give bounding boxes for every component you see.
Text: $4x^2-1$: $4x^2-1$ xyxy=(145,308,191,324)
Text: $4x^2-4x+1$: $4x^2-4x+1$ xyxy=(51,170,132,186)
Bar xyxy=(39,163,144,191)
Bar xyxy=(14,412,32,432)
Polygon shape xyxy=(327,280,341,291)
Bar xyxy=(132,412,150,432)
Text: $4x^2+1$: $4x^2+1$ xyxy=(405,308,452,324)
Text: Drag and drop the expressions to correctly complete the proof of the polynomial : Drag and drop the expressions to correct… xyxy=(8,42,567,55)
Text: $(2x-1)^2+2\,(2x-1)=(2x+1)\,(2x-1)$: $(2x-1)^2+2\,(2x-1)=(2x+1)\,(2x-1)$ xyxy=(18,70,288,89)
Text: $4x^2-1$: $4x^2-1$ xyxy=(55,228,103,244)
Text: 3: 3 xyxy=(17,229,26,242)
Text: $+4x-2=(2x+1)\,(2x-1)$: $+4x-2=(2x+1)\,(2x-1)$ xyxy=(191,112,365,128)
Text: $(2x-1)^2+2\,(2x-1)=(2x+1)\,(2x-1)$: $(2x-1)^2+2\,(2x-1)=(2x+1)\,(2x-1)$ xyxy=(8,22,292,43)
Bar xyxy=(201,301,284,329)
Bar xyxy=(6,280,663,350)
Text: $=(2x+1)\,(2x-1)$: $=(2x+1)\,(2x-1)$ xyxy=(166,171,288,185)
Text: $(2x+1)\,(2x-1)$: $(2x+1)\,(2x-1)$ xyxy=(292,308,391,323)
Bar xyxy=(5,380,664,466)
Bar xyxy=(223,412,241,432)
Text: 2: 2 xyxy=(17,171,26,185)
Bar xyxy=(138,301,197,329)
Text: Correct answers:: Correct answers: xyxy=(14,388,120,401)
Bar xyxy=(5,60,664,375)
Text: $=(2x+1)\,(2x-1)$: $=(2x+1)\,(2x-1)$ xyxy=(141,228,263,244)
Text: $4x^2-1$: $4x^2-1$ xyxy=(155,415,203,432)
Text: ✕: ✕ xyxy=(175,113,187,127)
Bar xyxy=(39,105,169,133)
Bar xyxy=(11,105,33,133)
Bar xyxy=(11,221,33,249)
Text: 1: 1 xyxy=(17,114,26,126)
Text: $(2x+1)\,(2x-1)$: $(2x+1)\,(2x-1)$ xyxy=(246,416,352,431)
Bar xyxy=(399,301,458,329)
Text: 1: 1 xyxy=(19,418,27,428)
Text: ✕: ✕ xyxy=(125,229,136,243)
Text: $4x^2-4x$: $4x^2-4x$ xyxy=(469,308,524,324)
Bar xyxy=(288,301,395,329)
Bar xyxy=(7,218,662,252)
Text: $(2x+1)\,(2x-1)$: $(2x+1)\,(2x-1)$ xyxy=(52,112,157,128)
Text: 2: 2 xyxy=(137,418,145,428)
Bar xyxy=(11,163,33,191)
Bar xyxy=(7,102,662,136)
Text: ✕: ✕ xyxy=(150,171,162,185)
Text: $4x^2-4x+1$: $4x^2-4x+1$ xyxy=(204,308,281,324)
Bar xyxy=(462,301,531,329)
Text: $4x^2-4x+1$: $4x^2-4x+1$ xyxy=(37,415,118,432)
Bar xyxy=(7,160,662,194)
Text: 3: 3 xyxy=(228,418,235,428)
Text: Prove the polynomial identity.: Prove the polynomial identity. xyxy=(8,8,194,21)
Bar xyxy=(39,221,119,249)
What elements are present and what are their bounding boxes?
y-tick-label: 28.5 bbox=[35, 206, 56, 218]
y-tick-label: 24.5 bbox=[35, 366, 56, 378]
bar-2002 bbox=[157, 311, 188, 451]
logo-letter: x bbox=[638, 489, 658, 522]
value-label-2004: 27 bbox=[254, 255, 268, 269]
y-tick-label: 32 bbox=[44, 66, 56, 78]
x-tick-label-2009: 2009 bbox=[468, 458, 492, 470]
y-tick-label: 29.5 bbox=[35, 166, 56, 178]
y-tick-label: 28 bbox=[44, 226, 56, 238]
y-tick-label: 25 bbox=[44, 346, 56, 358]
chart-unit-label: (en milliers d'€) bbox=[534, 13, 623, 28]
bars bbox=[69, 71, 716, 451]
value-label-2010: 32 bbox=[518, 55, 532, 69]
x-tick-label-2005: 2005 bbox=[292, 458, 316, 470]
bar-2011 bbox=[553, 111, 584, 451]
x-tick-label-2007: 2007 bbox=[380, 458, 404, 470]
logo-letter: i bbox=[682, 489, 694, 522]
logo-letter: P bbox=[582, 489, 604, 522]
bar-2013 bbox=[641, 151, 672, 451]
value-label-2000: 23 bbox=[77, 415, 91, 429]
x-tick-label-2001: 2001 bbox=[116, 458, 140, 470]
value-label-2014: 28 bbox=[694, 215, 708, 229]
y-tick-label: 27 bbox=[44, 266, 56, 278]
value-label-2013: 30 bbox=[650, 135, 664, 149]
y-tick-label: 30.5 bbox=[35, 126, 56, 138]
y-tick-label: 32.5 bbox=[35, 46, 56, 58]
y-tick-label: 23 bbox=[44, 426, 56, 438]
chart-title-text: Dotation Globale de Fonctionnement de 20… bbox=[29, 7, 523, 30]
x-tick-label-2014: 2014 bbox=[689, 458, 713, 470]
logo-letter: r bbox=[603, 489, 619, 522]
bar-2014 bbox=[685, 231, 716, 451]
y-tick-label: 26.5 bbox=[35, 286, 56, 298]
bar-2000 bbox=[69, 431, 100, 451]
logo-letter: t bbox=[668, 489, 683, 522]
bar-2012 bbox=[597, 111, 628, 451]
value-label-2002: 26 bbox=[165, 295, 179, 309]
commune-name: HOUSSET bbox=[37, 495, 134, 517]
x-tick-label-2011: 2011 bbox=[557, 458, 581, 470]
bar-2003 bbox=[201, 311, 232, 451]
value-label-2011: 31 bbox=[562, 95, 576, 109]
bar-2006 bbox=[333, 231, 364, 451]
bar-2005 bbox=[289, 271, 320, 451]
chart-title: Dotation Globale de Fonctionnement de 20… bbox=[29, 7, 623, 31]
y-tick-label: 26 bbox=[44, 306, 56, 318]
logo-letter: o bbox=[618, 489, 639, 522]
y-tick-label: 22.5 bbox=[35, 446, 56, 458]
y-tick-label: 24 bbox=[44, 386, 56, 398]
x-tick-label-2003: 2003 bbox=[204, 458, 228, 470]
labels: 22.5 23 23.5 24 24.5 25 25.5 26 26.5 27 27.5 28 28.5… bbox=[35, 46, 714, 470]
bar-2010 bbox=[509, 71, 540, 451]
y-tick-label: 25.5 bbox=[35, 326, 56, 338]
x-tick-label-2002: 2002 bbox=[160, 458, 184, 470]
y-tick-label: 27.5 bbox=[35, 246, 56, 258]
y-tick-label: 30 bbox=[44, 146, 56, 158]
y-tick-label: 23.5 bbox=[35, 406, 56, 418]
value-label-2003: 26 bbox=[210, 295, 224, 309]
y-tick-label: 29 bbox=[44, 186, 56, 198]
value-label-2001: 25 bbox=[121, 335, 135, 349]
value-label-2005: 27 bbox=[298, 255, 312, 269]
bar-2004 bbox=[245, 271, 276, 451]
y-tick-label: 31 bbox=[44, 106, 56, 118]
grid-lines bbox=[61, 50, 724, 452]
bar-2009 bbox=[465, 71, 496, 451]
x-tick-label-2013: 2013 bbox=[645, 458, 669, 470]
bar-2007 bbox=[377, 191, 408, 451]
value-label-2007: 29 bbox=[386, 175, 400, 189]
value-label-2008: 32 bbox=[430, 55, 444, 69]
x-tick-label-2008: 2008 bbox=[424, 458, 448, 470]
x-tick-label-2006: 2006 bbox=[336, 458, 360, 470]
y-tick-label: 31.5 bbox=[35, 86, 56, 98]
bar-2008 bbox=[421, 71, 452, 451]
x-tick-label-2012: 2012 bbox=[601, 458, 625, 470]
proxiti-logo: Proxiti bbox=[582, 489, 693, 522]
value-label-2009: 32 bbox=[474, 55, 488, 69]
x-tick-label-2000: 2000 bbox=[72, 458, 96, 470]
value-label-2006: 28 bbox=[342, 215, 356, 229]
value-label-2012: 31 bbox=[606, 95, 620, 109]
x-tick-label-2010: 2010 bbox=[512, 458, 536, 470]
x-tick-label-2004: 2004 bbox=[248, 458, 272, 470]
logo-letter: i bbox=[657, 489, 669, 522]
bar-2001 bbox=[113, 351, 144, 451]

┄┄┄┄┄┄┄┄┄┄

• To be done
Convert the data, starting from its first line and going on through the line that contains "Bar xyxy=(6,280,663,350)", into a Markdown table with the columns Row and Line. Put a row number in Row, the text of that line in Line, and leave out any blank lines.

• Task response
| Row | Line |
|---|---|
| 1 | give bounding boxes for every component you see. |
| 2 | Text: $4x^2-1$: $4x^2-1$ xyxy=(145,308,191,324) |
| 3 | Text: $4x^2-4x+1$: $4x^2-4x+1$ xyxy=(51,170,132,186) |
| 4 | Bar xyxy=(39,163,144,191) |
| 5 | Bar xyxy=(14,412,32,432) |
| 6 | Polygon shape xyxy=(327,280,341,291) |
| 7 | Bar xyxy=(132,412,150,432) |
| 8 | Text: $4x^2+1$: $4x^2+1$ xyxy=(405,308,452,324) |
| 9 | Text: Drag and drop the expressions to correctly complete the proof of the polynomial : Drag and drop the expressions to correct… xyxy=(8,42,567,55) |
| 10 | Text: $(2x-1)^2+2\,(2x-1)=(2x+1)\,(2x-1)$: $(2x-1)^2+2\,(2x-1)=(2x+1)\,(2x-1)$ xyxy=(18,70,288,89) |
| 11 | Text: $4x^2-1$: $4x^2-1$ xyxy=(55,228,103,244) |
| 12 | Text: 3: 3 xyxy=(17,229,26,242) |
| 13 | Text: $+4x-2=(2x+1)\,(2x-1)$: $+4x-2=(2x+1)\,(2x-1)$ xyxy=(191,112,365,128) |
| 14 | Text: $(2x-1)^2+2\,(2x-1)=(2x+1)\,(2x-1)$: $(2x-1)^2+2\,(2x-1)=(2x+1)\,(2x-1)$ xyxy=(8,22,292,43) |
| 15 | Bar xyxy=(201,301,284,329) |
| 16 | Bar xyxy=(6,280,663,350) |